>> BEGIN Data shown
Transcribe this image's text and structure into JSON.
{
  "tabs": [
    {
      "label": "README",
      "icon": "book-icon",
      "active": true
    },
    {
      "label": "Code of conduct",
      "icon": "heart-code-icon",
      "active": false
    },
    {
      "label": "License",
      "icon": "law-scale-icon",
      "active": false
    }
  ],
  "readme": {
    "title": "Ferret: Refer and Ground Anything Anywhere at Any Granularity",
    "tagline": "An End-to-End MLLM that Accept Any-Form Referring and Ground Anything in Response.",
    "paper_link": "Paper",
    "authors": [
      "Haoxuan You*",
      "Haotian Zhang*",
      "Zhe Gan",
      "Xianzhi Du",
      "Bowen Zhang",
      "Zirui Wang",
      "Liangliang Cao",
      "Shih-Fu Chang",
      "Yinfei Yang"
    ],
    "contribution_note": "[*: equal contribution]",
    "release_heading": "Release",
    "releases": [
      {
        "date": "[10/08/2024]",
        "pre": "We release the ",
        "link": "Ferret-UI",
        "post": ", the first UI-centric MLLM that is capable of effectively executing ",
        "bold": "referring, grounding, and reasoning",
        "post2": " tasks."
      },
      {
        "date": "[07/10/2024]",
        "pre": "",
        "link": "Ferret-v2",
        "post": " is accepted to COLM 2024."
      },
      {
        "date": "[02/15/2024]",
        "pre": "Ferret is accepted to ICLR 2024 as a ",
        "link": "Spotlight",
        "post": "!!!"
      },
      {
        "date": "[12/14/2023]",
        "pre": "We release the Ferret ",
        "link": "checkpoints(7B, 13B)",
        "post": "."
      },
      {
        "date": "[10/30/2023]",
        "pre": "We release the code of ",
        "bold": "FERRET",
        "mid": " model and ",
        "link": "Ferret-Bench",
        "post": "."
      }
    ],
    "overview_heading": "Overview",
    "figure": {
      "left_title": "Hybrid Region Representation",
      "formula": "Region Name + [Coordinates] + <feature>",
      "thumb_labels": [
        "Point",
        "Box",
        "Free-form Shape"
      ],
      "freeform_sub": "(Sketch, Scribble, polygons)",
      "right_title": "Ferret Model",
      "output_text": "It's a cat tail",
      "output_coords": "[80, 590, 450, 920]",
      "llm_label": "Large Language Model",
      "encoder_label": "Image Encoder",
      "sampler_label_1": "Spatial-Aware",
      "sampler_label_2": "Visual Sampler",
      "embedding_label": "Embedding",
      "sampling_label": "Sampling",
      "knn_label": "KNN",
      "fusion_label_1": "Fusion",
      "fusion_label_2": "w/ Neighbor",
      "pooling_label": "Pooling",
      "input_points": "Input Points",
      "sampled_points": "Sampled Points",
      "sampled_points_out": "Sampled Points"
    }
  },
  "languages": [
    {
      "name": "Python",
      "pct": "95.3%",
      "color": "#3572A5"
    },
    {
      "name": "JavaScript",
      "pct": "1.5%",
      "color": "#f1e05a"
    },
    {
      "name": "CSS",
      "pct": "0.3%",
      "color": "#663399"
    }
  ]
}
>> END Data shown
Brief: Give only the count of lines in the data that include the string "color".

Complete output: 3